Determine how many lines include the word "Dual", then give that number and nothing more.
- - - - -
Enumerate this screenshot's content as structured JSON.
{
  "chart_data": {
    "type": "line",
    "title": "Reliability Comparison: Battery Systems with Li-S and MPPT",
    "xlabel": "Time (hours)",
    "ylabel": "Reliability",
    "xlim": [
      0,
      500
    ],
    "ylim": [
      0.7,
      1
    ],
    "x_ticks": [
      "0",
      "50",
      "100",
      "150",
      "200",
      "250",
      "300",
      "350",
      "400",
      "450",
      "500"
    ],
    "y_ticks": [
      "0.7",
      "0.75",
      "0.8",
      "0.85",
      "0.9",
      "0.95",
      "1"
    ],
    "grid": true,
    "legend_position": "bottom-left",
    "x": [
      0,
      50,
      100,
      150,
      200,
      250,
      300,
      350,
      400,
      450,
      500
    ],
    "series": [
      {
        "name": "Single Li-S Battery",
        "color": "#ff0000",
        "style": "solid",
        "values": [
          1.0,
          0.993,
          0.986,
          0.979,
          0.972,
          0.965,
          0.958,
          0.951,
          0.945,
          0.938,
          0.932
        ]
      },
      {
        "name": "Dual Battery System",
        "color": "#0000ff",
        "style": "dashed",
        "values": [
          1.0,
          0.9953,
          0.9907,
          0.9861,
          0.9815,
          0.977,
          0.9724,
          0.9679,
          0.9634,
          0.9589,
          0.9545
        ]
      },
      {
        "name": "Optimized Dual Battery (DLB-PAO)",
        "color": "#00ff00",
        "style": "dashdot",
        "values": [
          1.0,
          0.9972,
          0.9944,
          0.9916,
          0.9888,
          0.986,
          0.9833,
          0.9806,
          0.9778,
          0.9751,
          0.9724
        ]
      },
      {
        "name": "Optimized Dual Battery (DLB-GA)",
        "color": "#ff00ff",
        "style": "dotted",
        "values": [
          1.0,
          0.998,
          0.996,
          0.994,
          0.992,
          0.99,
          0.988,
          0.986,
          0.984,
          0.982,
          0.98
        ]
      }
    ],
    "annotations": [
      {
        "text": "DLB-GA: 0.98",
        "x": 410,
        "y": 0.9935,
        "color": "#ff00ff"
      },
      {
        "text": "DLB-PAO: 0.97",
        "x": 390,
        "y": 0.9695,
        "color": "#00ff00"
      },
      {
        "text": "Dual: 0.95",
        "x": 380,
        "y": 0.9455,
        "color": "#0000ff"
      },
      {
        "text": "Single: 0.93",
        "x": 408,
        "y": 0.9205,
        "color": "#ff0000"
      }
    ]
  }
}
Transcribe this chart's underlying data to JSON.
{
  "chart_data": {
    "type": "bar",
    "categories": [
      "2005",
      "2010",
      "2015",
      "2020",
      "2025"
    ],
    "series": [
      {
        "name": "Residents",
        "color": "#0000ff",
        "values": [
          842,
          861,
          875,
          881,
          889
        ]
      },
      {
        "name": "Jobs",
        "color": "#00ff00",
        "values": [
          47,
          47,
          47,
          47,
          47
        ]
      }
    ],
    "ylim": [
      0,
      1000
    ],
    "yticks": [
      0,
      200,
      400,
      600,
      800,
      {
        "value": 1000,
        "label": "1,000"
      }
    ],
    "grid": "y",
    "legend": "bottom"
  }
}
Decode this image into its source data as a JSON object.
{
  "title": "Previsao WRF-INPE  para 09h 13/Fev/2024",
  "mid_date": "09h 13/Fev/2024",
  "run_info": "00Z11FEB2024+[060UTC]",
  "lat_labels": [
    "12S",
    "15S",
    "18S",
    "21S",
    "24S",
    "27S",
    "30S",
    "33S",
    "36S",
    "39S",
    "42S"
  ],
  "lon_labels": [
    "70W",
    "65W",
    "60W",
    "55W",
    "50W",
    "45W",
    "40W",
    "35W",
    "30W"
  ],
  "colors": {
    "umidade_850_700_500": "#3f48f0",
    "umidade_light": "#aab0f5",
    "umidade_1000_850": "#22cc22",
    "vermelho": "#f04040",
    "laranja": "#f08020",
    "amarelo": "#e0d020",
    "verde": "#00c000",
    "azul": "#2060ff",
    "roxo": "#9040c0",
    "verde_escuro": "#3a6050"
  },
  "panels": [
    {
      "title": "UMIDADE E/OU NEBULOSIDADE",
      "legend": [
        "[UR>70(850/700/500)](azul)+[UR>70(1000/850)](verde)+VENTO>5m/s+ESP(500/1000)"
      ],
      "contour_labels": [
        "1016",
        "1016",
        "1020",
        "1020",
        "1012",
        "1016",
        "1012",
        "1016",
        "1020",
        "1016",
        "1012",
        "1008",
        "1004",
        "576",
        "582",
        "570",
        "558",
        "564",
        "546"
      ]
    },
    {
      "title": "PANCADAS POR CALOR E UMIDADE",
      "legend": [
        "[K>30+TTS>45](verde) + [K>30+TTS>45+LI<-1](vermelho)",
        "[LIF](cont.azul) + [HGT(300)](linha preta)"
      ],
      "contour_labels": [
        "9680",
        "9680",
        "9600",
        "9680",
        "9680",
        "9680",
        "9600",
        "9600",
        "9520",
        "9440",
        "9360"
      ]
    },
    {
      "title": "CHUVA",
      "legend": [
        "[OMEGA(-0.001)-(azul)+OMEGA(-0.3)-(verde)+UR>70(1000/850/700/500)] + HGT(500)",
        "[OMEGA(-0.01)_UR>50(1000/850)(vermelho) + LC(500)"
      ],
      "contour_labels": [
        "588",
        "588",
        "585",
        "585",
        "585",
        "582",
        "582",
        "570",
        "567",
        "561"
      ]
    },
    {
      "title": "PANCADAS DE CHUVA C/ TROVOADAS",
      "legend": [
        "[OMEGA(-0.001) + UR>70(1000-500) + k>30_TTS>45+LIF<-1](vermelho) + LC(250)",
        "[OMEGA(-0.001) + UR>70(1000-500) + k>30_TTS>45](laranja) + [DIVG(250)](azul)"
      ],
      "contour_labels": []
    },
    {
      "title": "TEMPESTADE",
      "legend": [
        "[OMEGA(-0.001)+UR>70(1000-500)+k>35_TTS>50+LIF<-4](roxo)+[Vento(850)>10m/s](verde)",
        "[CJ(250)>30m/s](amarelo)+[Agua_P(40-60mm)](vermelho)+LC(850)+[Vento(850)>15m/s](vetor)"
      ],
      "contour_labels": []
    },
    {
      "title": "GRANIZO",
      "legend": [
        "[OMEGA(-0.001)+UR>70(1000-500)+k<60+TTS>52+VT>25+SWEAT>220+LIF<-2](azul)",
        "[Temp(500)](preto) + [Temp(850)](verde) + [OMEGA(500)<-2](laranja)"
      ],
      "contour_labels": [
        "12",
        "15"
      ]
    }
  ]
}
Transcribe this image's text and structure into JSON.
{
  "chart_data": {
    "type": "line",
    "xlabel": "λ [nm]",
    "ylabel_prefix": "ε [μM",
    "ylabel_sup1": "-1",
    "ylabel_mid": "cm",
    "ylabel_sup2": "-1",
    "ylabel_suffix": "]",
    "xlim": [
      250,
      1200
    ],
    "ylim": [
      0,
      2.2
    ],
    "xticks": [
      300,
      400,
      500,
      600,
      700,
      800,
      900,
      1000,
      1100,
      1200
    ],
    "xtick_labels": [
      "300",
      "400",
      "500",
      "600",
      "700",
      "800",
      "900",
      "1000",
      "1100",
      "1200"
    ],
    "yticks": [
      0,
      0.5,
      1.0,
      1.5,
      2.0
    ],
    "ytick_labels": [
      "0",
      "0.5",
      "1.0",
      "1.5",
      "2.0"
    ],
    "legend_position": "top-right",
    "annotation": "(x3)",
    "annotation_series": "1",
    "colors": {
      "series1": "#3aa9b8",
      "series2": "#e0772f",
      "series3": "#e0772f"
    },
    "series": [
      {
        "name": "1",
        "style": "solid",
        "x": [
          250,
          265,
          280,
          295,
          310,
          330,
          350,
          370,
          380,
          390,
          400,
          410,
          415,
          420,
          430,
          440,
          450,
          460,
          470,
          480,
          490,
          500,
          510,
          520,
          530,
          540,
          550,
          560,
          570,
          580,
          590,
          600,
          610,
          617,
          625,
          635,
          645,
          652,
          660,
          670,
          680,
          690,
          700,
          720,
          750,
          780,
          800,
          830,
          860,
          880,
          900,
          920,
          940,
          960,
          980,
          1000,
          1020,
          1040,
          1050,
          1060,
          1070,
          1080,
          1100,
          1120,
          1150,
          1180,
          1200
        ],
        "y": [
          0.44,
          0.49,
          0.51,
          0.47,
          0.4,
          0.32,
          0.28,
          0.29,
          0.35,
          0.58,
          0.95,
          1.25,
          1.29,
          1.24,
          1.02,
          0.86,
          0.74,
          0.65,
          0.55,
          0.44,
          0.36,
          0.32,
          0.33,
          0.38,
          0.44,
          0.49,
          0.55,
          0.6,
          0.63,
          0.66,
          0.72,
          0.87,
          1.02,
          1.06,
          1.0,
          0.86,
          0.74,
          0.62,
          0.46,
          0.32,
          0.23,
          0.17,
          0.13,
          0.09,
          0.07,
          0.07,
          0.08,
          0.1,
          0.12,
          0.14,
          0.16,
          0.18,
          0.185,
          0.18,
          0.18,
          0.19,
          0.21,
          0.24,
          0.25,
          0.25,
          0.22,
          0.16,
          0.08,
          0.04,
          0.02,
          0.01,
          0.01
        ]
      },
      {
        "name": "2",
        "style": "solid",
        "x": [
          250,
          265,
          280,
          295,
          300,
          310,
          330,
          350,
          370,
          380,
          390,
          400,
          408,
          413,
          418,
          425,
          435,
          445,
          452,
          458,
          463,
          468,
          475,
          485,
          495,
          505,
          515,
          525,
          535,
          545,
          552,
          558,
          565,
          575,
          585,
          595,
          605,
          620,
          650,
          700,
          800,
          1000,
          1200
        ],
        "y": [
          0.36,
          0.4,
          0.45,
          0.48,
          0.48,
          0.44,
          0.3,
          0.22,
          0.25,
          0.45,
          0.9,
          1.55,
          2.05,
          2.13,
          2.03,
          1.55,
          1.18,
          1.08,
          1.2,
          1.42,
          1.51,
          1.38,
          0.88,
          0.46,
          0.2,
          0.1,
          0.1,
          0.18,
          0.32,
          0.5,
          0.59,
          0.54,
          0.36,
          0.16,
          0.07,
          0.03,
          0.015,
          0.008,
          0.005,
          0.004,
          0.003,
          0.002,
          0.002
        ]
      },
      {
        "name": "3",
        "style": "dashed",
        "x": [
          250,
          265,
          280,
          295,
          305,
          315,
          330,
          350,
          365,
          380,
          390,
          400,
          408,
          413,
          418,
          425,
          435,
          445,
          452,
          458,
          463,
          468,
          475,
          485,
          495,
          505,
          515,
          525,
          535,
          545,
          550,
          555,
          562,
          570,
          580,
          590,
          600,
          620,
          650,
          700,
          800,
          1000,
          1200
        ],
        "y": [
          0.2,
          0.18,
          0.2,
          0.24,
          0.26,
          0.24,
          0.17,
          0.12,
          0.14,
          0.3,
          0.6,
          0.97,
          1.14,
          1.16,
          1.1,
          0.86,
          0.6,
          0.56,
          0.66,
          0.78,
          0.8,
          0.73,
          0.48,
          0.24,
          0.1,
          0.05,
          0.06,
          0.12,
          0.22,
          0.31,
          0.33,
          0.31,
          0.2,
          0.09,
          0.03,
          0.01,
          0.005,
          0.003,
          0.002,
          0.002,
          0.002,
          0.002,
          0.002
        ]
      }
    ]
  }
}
- - - - -
* [FULL OUTPUT]: 4